### DATA SHOWN ###
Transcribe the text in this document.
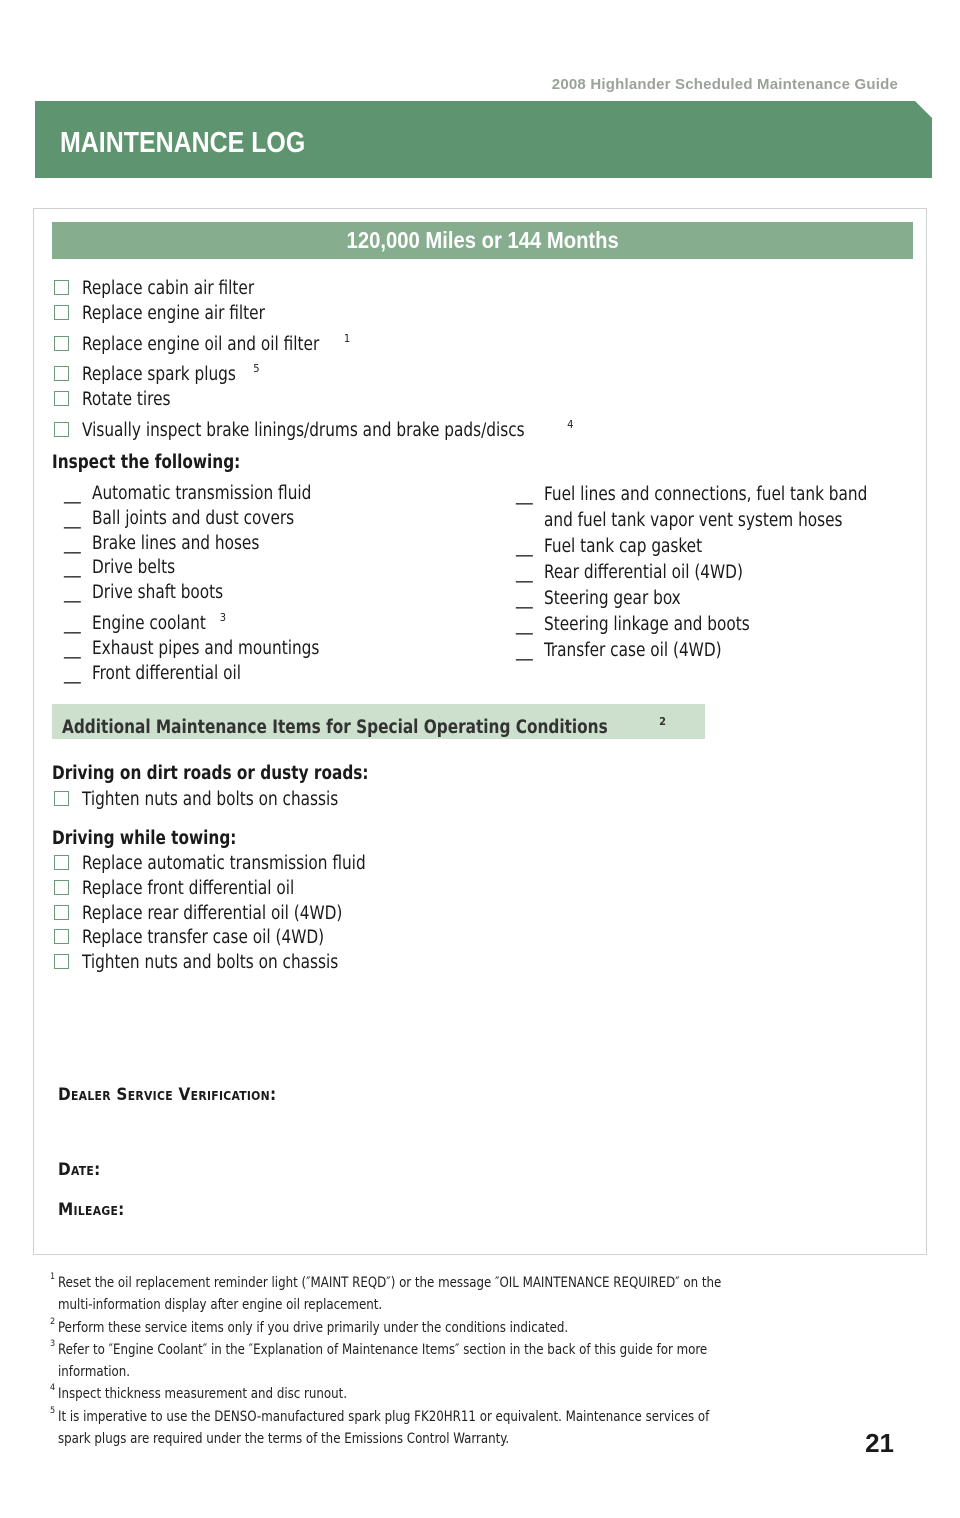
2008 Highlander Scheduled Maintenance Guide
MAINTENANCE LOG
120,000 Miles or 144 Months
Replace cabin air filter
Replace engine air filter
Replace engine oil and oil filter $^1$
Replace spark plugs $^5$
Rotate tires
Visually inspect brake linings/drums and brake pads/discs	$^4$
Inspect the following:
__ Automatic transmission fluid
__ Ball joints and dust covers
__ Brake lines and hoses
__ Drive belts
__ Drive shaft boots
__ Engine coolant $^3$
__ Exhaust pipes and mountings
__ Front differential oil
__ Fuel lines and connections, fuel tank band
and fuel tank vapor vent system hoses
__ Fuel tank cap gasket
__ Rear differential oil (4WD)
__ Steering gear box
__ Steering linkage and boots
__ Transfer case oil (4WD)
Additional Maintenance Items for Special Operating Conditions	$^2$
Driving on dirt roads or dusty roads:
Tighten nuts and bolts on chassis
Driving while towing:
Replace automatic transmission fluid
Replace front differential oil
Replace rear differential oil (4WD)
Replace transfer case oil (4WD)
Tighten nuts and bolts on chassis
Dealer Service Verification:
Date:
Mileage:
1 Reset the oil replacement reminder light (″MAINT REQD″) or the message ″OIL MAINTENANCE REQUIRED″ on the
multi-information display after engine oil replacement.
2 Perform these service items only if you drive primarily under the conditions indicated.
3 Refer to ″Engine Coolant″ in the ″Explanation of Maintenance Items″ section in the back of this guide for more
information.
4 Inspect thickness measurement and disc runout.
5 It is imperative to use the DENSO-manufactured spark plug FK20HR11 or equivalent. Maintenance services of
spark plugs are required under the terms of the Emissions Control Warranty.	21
###
### DATA SHOWN ###
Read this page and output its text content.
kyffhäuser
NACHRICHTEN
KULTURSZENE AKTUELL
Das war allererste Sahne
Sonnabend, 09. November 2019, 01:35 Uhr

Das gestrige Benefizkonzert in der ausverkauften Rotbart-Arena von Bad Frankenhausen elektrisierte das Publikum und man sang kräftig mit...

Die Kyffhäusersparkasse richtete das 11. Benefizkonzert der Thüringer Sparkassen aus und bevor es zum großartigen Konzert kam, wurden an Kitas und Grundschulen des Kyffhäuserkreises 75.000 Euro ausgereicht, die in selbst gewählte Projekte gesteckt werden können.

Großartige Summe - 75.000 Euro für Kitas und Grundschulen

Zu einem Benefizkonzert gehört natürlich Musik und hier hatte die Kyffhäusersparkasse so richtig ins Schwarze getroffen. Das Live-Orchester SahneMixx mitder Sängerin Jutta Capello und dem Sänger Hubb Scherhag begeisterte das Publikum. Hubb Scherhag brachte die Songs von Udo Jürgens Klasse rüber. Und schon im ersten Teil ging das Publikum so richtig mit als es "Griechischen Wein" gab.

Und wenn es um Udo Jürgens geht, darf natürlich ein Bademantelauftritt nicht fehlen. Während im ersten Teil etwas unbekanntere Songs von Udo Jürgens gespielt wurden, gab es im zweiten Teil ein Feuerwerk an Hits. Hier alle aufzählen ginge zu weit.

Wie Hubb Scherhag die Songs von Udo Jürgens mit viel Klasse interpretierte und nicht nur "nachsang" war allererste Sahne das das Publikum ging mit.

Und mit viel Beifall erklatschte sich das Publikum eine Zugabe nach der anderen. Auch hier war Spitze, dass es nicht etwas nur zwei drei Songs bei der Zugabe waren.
###
YOUR OBJECTIVE
Find the lines above holding the word "case" and show them.

EXERCISE SOLUTION
__ Transfer case oil (4WD)
Replace transfer case oil (4WD)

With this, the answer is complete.